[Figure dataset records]
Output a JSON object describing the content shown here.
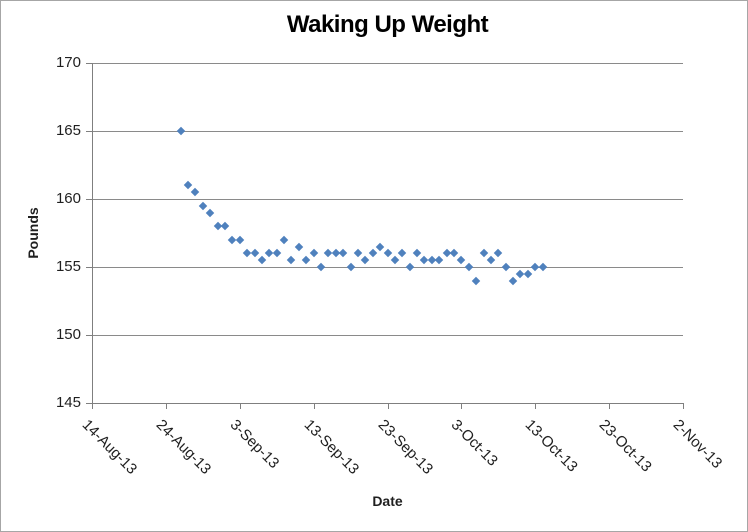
{
  "chart_data": {
    "type": "scatter",
    "title": "Waking Up Weight",
    "xlabel": "Date",
    "ylabel": "Pounds",
    "ylim": [
      145,
      170
    ],
    "y_ticks": [
      170,
      165,
      160,
      155,
      150,
      145
    ],
    "x_ticks": [
      {
        "label": "14-Aug-13",
        "day": 0
      },
      {
        "label": "24-Aug-13",
        "day": 10
      },
      {
        "label": "3-Sep-13",
        "day": 20
      },
      {
        "label": "13-Sep-13",
        "day": 30
      },
      {
        "label": "23-Sep-13",
        "day": 40
      },
      {
        "label": "3-Oct-13",
        "day": 50
      },
      {
        "label": "13-Oct-13",
        "day": 60
      },
      {
        "label": "23-Oct-13",
        "day": 70
      },
      {
        "label": "2-Nov-13",
        "day": 80
      }
    ],
    "x_day_range": [
      0,
      80
    ],
    "grid": "horizontal-only",
    "legend": "none",
    "marker": "diamond",
    "colors": {
      "marker": "#4F81BD",
      "gridline": "#8A8A8A",
      "axis": "#7F7F7F",
      "text": "#1F1F1F",
      "border": "#A6A6A6"
    },
    "points": [
      {
        "date": "26-Aug-13",
        "day": 12,
        "value": 165
      },
      {
        "date": "27-Aug-13",
        "day": 13,
        "value": 161
      },
      {
        "date": "28-Aug-13",
        "day": 14,
        "value": 160.5
      },
      {
        "date": "29-Aug-13",
        "day": 15,
        "value": 159.5
      },
      {
        "date": "30-Aug-13",
        "day": 16,
        "value": 159
      },
      {
        "date": "31-Aug-13",
        "day": 17,
        "value": 158
      },
      {
        "date": "1-Sep-13",
        "day": 18,
        "value": 158
      },
      {
        "date": "2-Sep-13",
        "day": 19,
        "value": 157
      },
      {
        "date": "3-Sep-13",
        "day": 20,
        "value": 157
      },
      {
        "date": "4-Sep-13",
        "day": 21,
        "value": 156
      },
      {
        "date": "5-Sep-13",
        "day": 22,
        "value": 156
      },
      {
        "date": "6-Sep-13",
        "day": 23,
        "value": 155.5
      },
      {
        "date": "7-Sep-13",
        "day": 24,
        "value": 156
      },
      {
        "date": "8-Sep-13",
        "day": 25,
        "value": 156
      },
      {
        "date": "9-Sep-13",
        "day": 26,
        "value": 157
      },
      {
        "date": "10-Sep-13",
        "day": 27,
        "value": 155.5
      },
      {
        "date": "11-Sep-13",
        "day": 28,
        "value": 156.5
      },
      {
        "date": "12-Sep-13",
        "day": 29,
        "value": 155.5
      },
      {
        "date": "13-Sep-13",
        "day": 30,
        "value": 156
      },
      {
        "date": "14-Sep-13",
        "day": 31,
        "value": 155
      },
      {
        "date": "15-Sep-13",
        "day": 32,
        "value": 156
      },
      {
        "date": "16-Sep-13",
        "day": 33,
        "value": 156
      },
      {
        "date": "17-Sep-13",
        "day": 34,
        "value": 156
      },
      {
        "date": "18-Sep-13",
        "day": 35,
        "value": 155
      },
      {
        "date": "19-Sep-13",
        "day": 36,
        "value": 156
      },
      {
        "date": "20-Sep-13",
        "day": 37,
        "value": 155.5
      },
      {
        "date": "21-Sep-13",
        "day": 38,
        "value": 156
      },
      {
        "date": "22-Sep-13",
        "day": 39,
        "value": 156.5
      },
      {
        "date": "23-Sep-13",
        "day": 40,
        "value": 156
      },
      {
        "date": "24-Sep-13",
        "day": 41,
        "value": 155.5
      },
      {
        "date": "25-Sep-13",
        "day": 42,
        "value": 156
      },
      {
        "date": "26-Sep-13",
        "day": 43,
        "value": 155
      },
      {
        "date": "27-Sep-13",
        "day": 44,
        "value": 156
      },
      {
        "date": "28-Sep-13",
        "day": 45,
        "value": 155.5
      },
      {
        "date": "29-Sep-13",
        "day": 46,
        "value": 155.5
      },
      {
        "date": "30-Sep-13",
        "day": 47,
        "value": 155.5
      },
      {
        "date": "1-Oct-13",
        "day": 48,
        "value": 156
      },
      {
        "date": "2-Oct-13",
        "day": 49,
        "value": 156
      },
      {
        "date": "3-Oct-13",
        "day": 50,
        "value": 155.5
      },
      {
        "date": "4-Oct-13",
        "day": 51,
        "value": 155
      },
      {
        "date": "5-Oct-13",
        "day": 52,
        "value": 154
      },
      {
        "date": "6-Oct-13",
        "day": 53,
        "value": 156
      },
      {
        "date": "7-Oct-13",
        "day": 54,
        "value": 155.5
      },
      {
        "date": "8-Oct-13",
        "day": 55,
        "value": 156
      },
      {
        "date": "9-Oct-13",
        "day": 56,
        "value": 155
      },
      {
        "date": "10-Oct-13",
        "day": 57,
        "value": 154
      },
      {
        "date": "11-Oct-13",
        "day": 58,
        "value": 154.5
      },
      {
        "date": "12-Oct-13",
        "day": 59,
        "value": 154.5
      },
      {
        "date": "13-Oct-13",
        "day": 60,
        "value": 155
      },
      {
        "date": "14-Oct-13",
        "day": 61,
        "value": 155
      }
    ]
  }
}
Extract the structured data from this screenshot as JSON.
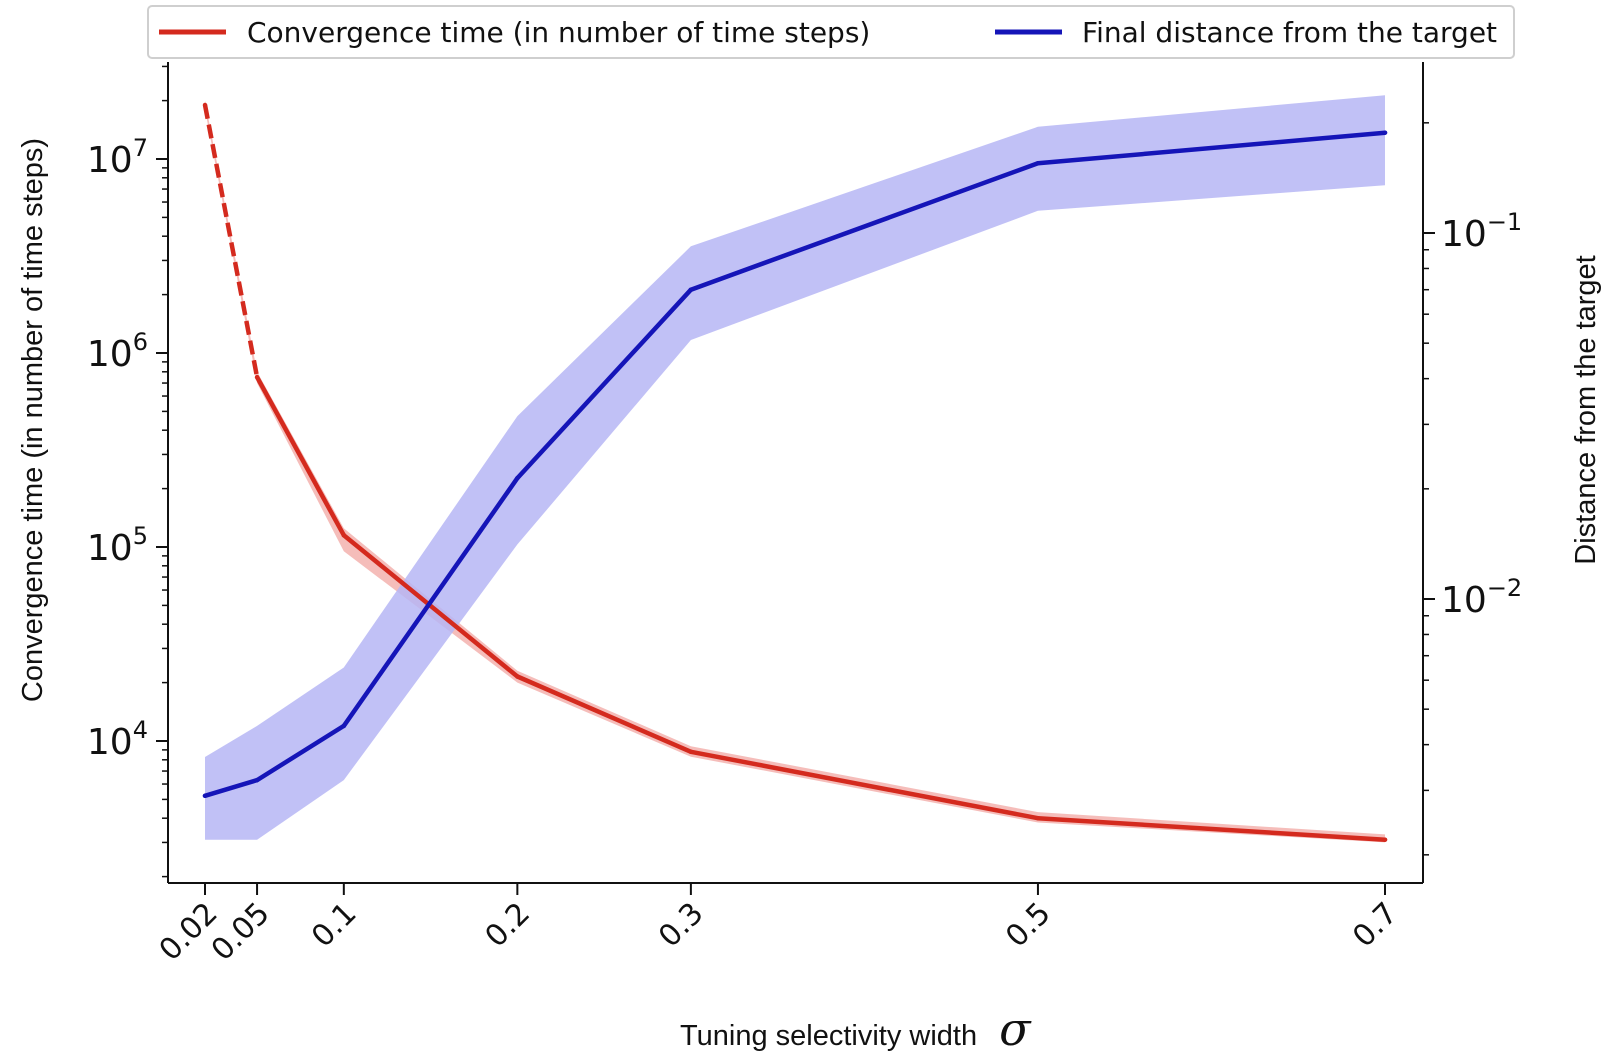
{
  "chart_data": {
    "type": "line",
    "x": [
      0.02,
      0.05,
      0.1,
      0.2,
      0.3,
      0.5,
      0.7
    ],
    "x_tick_labels": [
      "0.02",
      "0.05",
      "0.1",
      "0.2",
      "0.3",
      "0.5",
      "0.7"
    ],
    "xlabel": "Tuning selectivity  width",
    "xlabel_symbol": "σ",
    "y_left": {
      "label": "Convergence time (in number of time steps)",
      "scale": "log",
      "ticks": [
        {
          "value": 10000,
          "base": "10",
          "exp": "4"
        },
        {
          "value": 100000,
          "base": "10",
          "exp": "5"
        },
        {
          "value": 1000000,
          "base": "10",
          "exp": "6"
        },
        {
          "value": 10000000,
          "base": "10",
          "exp": "7"
        }
      ]
    },
    "y_right": {
      "label": "Distance from the target",
      "scale": "log",
      "ticks": [
        {
          "value": 0.01,
          "base": "10",
          "exp": "−2"
        },
        {
          "value": 0.1,
          "base": "10",
          "exp": "−1"
        }
      ]
    },
    "series": [
      {
        "name": "Convergence time (in number of time steps)",
        "axis": "left",
        "color": "#d42a1e",
        "band_color": "#f2a7a3",
        "dashed_segment_end_index": 1,
        "values": [
          19000000,
          750000,
          115000,
          21500,
          8800,
          4000,
          3100
        ],
        "lower": [
          18000000,
          700000,
          95000,
          20000,
          8300,
          3800,
          3000
        ],
        "upper": [
          20000000,
          800000,
          125000,
          23000,
          9400,
          4300,
          3300
        ]
      },
      {
        "name": "Final distance from the target",
        "axis": "right",
        "color": "#1515b8",
        "band_color": "#b6b6f5",
        "values": [
          0.0029,
          0.0032,
          0.0045,
          0.0214,
          0.07,
          0.155,
          0.188
        ],
        "lower": [
          0.0022,
          0.0022,
          0.0032,
          0.0141,
          0.051,
          0.115,
          0.135
        ],
        "upper": [
          0.0037,
          0.0045,
          0.0065,
          0.0316,
          0.092,
          0.195,
          0.238
        ]
      }
    ],
    "legend": "top, horizontal",
    "grid": false
  }
}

● **AIM**
Pictures in the data above should not be copied; transcribe everything else exactly.

● **RESULT FOR THIS EXERCISE**
Output a JSON object describing the content shown here.
{
  "chart_data": {
    "type": "scatter",
    "title": "Waking Up Weight",
    "xlabel": "Date",
    "ylabel": "Pounds",
    "ylim": [
      145,
      170
    ],
    "y_ticks": [
      170,
      165,
      160,
      155,
      150,
      145
    ],
    "x_ticks": [
      {
        "label": "14-Aug-13",
        "day": 0
      },
      {
        "label": "24-Aug-13",
        "day": 10
      },
      {
        "label": "3-Sep-13",
        "day": 20
      },
      {
        "label": "13-Sep-13",
        "day": 30
      },
      {
        "label": "23-Sep-13",
        "day": 40
      },
      {
        "label": "3-Oct-13",
        "day": 50
      },
      {
        "label": "13-Oct-13",
        "day": 60
      },
      {
        "label": "23-Oct-13",
        "day": 70
      },
      {
        "label": "2-Nov-13",
        "day": 80
      }
    ],
    "x_day_range": [
      0,
      80
    ],
    "grid": "horizontal-only",
    "legend": "none",
    "marker": "diamond",
    "colors": {
      "marker": "#4F81BD",
      "gridline": "#8A8A8A",
      "axis": "#7F7F7F",
      "text": "#1F1F1F",
      "border": "#A6A6A6"
    },
    "points": [
      {
        "date": "26-Aug-13",
        "day": 12,
        "value": 165
      },
      {
        "date": "27-Aug-13",
        "day": 13,
        "value": 161
      },
      {
        "date": "28-Aug-13",
        "day": 14,
        "value": 160.5
      },
      {
        "date": "29-Aug-13",
        "day": 15,
        "value": 159.5
      },
      {
        "date": "30-Aug-13",
        "day": 16,
        "value": 159
      },
      {
        "date": "31-Aug-13",
        "day": 17,
        "value": 158
      },
      {
        "date": "1-Sep-13",
        "day": 18,
        "value": 158
      },
      {
        "date": "2-Sep-13",
        "day": 19,
        "value": 157
      },
      {
        "date": "3-Sep-13",
        "day": 20,
        "value": 157
      },
      {
        "date": "4-Sep-13",
        "day": 21,
        "value": 156
      },
      {
        "date": "5-Sep-13",
        "day": 22,
        "value": 156
      },
      {
        "date": "6-Sep-13",
        "day": 23,
        "value": 155.5
      },
      {
        "date": "7-Sep-13",
        "day": 24,
        "value": 156
      },
      {
        "date": "8-Sep-13",
        "day": 25,
        "value": 156
      },
      {
        "date": "9-Sep-13",
        "day": 26,
        "value": 157
      },
      {
        "date": "10-Sep-13",
        "day": 27,
        "value": 155.5
      },
      {
        "date": "11-Sep-13",
        "day": 28,
        "value": 156.5
      },
      {
        "date": "12-Sep-13",
        "day": 29,
        "value": 155.5
      },
      {
        "date": "13-Sep-13",
        "day": 30,
        "value": 156
      },
      {
        "date": "14-Sep-13",
        "day": 31,
        "value": 155
      },
      {
        "date": "15-Sep-13",
        "day": 32,
        "value": 156
      },
      {
        "date": "16-Sep-13",
        "day": 33,
        "value": 156
      },
      {
        "date": "17-Sep-13",
        "day": 34,
        "value": 156
      },
      {
        "date": "18-Sep-13",
        "day": 35,
        "value": 155
      },
      {
        "date": "19-Sep-13",
        "day": 36,
        "value": 156
      },
      {
        "date": "20-Sep-13",
        "day": 37,
        "value": 155.5
      },
      {
        "date": "21-Sep-13",
        "day": 38,
        "value": 156
      },
      {
        "date": "22-Sep-13",
        "day": 39,
        "value": 156.5
      },
      {
        "date": "23-Sep-13",
        "day": 40,
        "value": 156
      },
      {
        "date": "24-Sep-13",
        "day": 41,
        "value": 155.5
      },
      {
        "date": "25-Sep-13",
        "day": 42,
        "value": 156
      },
      {
        "date": "26-Sep-13",
        "day": 43,
        "value": 155
      },
      {
        "date": "27-Sep-13",
        "day": 44,
        "value": 156
      },
      {
        "date": "28-Sep-13",
        "day": 45,
        "value": 155.5
      },
      {
        "date": "29-Sep-13",
        "day": 46,
        "value": 155.5
      },
      {
        "date": "30-Sep-13",
        "day": 47,
        "value": 155.5
      },
      {
        "date": "1-Oct-13",
        "day": 48,
        "value": 156
      },
      {
        "date": "2-Oct-13",
        "day": 49,
        "value": 156
      },
      {
        "date": "3-Oct-13",
        "day": 50,
        "value": 155.5
      },
      {
        "date": "4-Oct-13",
        "day": 51,
        "value": 155
      },
      {
        "date": "5-Oct-13",
        "day": 52,
        "value": 154
      },
      {
        "date": "6-Oct-13",
        "day": 53,
        "value": 156
      },
      {
        "date": "7-Oct-13",
        "day": 54,
        "value": 155.5
      },
      {
        "date": "8-Oct-13",
        "day": 55,
        "value": 156
      },
      {
        "date": "9-Oct-13",
        "day": 56,
        "value": 155
      },
      {
        "date": "10-Oct-13",
        "day": 57,
        "value": 154
      },
      {
        "date": "11-Oct-13",
        "day": 58,
        "value": 154.5
      },
      {
        "date": "12-Oct-13",
        "day": 59,
        "value": 154.5
      },
      {
        "date": "13-Oct-13",
        "day": 60,
        "value": 155
      },
      {
        "date": "14-Oct-13",
        "day": 61,
        "value": 155
      }
    ]
  }
}
Extract the structured data from this screenshot as JSON.
{
  "chart_data": {
    "type": "line",
    "x": [
      0.02,
      0.05,
      0.1,
      0.2,
      0.3,
      0.5,
      0.7
    ],
    "x_tick_labels": [
      "0.02",
      "0.05",
      "0.1",
      "0.2",
      "0.3",
      "0.5",
      "0.7"
    ],
    "xlabel": "Tuning selectivity  width",
    "xlabel_symbol": "σ",
    "y_left": {
      "label": "Convergence time (in number of time steps)",
      "scale": "log",
      "ticks": [
        {
          "value": 10000,
          "base": "10",
          "exp": "4"
        },
        {
          "value": 100000,
          "base": "10",
          "exp": "5"
        },
        {
          "value": 1000000,
          "base": "10",
          "exp": "6"
        },
        {
          "value": 10000000,
          "base": "10",
          "exp": "7"
        }
      ]
    },
    "y_right": {
      "label": "Distance from the target",
      "scale": "log",
      "ticks": [
        {
          "value": 0.01,
          "base": "10",
          "exp": "−2"
        },
        {
          "value": 0.1,
          "base": "10",
          "exp": "−1"
        }
      ]
    },
    "series": [
      {
        "name": "Convergence time (in number of time steps)",
        "axis": "left",
        "color": "#d42a1e",
        "band_color": "#f2a7a3",
        "dashed_segment_end_index": 1,
        "values": [
          19000000,
          750000,
          115000,
          21500,
          8800,
          4000,
          3100
        ],
        "lower": [
          18000000,
          700000,
          95000,
          20000,
          8300,
          3800,
          3000
        ],
        "upper": [
          20000000,
          800000,
          125000,
          23000,
          9400,
          4300,
          3300
        ]
      },
      {
        "name": "Final distance from the target",
        "axis": "right",
        "color": "#1515b8",
        "band_color": "#b6b6f5",
        "values": [
          0.0029,
          0.0032,
          0.0045,
          0.0214,
          0.07,
          0.155,
          0.188
        ],
        "lower": [
          0.0022,
          0.0022,
          0.0032,
          0.0141,
          0.051,
          0.115,
          0.135
        ],
        "upper": [
          0.0037,
          0.0045,
          0.0065,
          0.0316,
          0.092,
          0.195,
          0.238
        ]
      }
    ],
    "legend": "top, horizontal",
    "grid": false
  }
}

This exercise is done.